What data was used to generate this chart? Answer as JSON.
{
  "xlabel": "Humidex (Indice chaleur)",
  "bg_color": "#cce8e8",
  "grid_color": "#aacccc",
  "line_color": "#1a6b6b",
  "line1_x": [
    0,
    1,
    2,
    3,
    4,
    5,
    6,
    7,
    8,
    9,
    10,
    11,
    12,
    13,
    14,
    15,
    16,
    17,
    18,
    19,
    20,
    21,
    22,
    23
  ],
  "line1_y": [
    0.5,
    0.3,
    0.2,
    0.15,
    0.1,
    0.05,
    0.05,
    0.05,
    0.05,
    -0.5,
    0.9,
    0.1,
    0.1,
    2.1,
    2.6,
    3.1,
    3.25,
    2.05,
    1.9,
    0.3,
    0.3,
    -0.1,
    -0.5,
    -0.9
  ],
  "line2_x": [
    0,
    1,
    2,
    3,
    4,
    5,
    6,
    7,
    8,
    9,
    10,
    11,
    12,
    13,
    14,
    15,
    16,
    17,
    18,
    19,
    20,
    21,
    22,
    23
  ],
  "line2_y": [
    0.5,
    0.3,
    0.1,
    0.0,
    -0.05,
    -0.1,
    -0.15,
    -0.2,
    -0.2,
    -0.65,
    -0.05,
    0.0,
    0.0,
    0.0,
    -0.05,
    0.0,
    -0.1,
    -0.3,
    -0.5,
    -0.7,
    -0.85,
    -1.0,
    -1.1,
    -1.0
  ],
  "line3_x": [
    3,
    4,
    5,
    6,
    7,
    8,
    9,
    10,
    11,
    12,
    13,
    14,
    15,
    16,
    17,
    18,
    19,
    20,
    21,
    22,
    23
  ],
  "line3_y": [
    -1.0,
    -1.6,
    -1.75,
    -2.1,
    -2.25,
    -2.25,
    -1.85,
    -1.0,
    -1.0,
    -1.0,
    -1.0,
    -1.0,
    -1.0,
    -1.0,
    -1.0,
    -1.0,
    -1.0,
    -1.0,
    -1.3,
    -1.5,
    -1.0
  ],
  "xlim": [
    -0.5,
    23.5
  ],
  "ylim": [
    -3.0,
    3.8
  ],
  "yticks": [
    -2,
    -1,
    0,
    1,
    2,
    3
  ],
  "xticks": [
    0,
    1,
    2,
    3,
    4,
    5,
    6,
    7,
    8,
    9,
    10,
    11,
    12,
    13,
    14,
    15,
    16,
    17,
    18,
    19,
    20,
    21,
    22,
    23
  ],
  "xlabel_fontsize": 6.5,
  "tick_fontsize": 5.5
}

▬▬▬▬▬▬▬▬▬▬

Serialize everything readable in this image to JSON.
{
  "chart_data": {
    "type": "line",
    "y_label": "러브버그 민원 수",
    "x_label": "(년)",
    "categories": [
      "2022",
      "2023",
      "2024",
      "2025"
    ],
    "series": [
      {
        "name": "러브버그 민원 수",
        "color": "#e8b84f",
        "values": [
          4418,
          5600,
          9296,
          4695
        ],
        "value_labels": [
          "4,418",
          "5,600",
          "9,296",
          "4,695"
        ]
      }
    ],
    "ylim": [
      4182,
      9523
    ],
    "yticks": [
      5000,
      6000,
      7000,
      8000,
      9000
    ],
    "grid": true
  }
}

▬▬▬▬▬▬▬▬▬▬

From the listing above, pick out every line containing "this".

* Answer to the task:
What data was used to generate this chart? Answer as JSON.
Serialize everything readable in this image to JSON.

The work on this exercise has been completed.